[Figure dataset records]
## Begin
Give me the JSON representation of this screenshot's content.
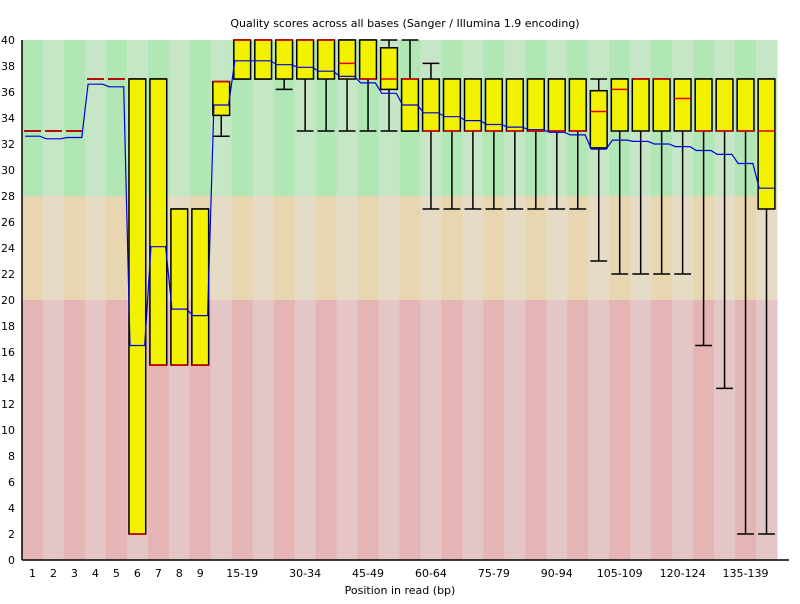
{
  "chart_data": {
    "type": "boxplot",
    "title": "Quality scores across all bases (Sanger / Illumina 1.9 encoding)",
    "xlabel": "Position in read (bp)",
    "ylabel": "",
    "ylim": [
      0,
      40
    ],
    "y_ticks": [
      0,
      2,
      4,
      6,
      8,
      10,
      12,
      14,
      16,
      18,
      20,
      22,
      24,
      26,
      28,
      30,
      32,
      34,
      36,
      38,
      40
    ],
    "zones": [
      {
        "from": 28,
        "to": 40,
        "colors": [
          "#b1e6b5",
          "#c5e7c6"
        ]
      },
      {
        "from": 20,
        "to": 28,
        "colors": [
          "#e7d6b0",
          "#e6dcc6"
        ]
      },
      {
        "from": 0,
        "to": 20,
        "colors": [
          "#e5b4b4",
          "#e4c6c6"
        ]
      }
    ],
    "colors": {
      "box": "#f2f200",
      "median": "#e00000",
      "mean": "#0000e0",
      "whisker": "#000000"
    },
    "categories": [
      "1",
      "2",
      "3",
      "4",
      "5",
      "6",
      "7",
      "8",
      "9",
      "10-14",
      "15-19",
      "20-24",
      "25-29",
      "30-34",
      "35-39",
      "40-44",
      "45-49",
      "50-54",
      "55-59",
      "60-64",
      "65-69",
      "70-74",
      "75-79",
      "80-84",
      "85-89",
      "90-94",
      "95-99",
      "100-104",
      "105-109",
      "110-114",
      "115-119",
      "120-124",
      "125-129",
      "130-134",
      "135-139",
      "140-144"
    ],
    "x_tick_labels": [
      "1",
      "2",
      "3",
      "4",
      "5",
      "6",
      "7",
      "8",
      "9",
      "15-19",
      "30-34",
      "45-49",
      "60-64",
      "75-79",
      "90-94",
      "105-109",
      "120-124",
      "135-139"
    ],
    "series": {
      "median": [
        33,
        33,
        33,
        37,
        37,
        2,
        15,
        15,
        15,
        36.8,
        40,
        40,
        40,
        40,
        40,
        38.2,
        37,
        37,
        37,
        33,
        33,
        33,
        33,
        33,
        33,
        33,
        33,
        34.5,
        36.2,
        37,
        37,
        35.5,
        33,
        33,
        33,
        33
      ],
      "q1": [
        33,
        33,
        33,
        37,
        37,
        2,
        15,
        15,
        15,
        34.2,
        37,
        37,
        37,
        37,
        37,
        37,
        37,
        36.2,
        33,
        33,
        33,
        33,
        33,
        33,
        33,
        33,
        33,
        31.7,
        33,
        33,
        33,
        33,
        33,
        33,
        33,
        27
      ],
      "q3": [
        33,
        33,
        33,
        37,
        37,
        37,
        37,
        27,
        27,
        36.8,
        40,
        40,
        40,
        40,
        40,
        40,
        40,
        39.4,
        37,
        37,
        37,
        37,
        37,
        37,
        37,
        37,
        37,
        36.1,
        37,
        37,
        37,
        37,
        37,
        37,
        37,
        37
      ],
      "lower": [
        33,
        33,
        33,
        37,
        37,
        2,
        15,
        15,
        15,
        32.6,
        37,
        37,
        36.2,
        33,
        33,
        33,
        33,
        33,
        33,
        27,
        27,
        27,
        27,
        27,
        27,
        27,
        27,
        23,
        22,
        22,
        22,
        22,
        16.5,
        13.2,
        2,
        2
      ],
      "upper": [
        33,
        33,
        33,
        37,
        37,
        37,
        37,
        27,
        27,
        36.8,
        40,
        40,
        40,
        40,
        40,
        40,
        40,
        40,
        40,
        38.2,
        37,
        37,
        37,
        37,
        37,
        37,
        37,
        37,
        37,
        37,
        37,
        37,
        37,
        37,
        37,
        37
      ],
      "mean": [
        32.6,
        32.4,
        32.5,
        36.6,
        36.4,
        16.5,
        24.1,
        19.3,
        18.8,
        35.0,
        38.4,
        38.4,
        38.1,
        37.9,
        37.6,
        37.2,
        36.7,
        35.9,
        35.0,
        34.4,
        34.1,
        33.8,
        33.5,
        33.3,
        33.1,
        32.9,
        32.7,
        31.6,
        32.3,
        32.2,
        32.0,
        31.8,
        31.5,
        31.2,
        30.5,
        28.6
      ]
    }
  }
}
## End
## PROBLEM DETAILS
Set down the material exactly, every line of it, except for the pictures.

## SOLUTION TO THIS EXERCISE
Give me the JSON representation of this screenshot's content.
{
  "chart_data": {
    "type": "boxplot",
    "title": "Quality scores across all bases (Sanger / Illumina 1.9 encoding)",
    "xlabel": "Position in read (bp)",
    "ylabel": "",
    "ylim": [
      0,
      40
    ],
    "y_ticks": [
      0,
      2,
      4,
      6,
      8,
      10,
      12,
      14,
      16,
      18,
      20,
      22,
      24,
      26,
      28,
      30,
      32,
      34,
      36,
      38,
      40
    ],
    "zones": [
      {
        "from": 28,
        "to": 40,
        "colors": [
          "#b1e6b5",
          "#c5e7c6"
        ]
      },
      {
        "from": 20,
        "to": 28,
        "colors": [
          "#e7d6b0",
          "#e6dcc6"
        ]
      },
      {
        "from": 0,
        "to": 20,
        "colors": [
          "#e5b4b4",
          "#e4c6c6"
        ]
      }
    ],
    "colors": {
      "box": "#f2f200",
      "median": "#e00000",
      "mean": "#0000e0",
      "whisker": "#000000"
    },
    "categories": [
      "1",
      "2",
      "3",
      "4",
      "5",
      "6",
      "7",
      "8",
      "9",
      "10-14",
      "15-19",
      "20-24",
      "25-29",
      "30-34",
      "35-39",
      "40-44",
      "45-49",
      "50-54",
      "55-59",
      "60-64",
      "65-69",
      "70-74",
      "75-79",
      "80-84",
      "85-89",
      "90-94",
      "95-99",
      "100-104",
      "105-109",
      "110-114",
      "115-119",
      "120-124",
      "125-129",
      "130-134",
      "135-139",
      "140-144"
    ],
    "x_tick_labels": [
      "1",
      "2",
      "3",
      "4",
      "5",
      "6",
      "7",
      "8",
      "9",
      "15-19",
      "30-34",
      "45-49",
      "60-64",
      "75-79",
      "90-94",
      "105-109",
      "120-124",
      "135-139"
    ],
    "series": {
      "median": [
        33,
        33,
        33,
        37,
        37,
        2,
        15,
        15,
        15,
        36.8,
        40,
        40,
        40,
        40,
        40,
        38.2,
        37,
        37,
        37,
        33,
        33,
        33,
        33,
        33,
        33,
        33,
        33,
        34.5,
        36.2,
        37,
        37,
        35.5,
        33,
        33,
        33,
        33
      ],
      "q1": [
        33,
        33,
        33,
        37,
        37,
        2,
        15,
        15,
        15,
        34.2,
        37,
        37,
        37,
        37,
        37,
        37,
        37,
        36.2,
        33,
        33,
        33,
        33,
        33,
        33,
        33,
        33,
        33,
        31.7,
        33,
        33,
        33,
        33,
        33,
        33,
        33,
        27
      ],
      "q3": [
        33,
        33,
        33,
        37,
        37,
        37,
        37,
        27,
        27,
        36.8,
        40,
        40,
        40,
        40,
        40,
        40,
        40,
        39.4,
        37,
        37,
        37,
        37,
        37,
        37,
        37,
        37,
        37,
        36.1,
        37,
        37,
        37,
        37,
        37,
        37,
        37,
        37
      ],
      "lower": [
        33,
        33,
        33,
        37,
        37,
        2,
        15,
        15,
        15,
        32.6,
        37,
        37,
        36.2,
        33,
        33,
        33,
        33,
        33,
        33,
        27,
        27,
        27,
        27,
        27,
        27,
        27,
        27,
        23,
        22,
        22,
        22,
        22,
        16.5,
        13.2,
        2,
        2
      ],
      "upper": [
        33,
        33,
        33,
        37,
        37,
        37,
        37,
        27,
        27,
        36.8,
        40,
        40,
        40,
        40,
        40,
        40,
        40,
        40,
        40,
        38.2,
        37,
        37,
        37,
        37,
        37,
        37,
        37,
        37,
        37,
        37,
        37,
        37,
        37,
        37,
        37,
        37
      ],
      "mean": [
        32.6,
        32.4,
        32.5,
        36.6,
        36.4,
        16.5,
        24.1,
        19.3,
        18.8,
        35.0,
        38.4,
        38.4,
        38.1,
        37.9,
        37.6,
        37.2,
        36.7,
        35.9,
        35.0,
        34.4,
        34.1,
        33.8,
        33.5,
        33.3,
        33.1,
        32.9,
        32.7,
        31.6,
        32.3,
        32.2,
        32.0,
        31.8,
        31.5,
        31.2,
        30.5,
        28.6
      ]
    }
  }
}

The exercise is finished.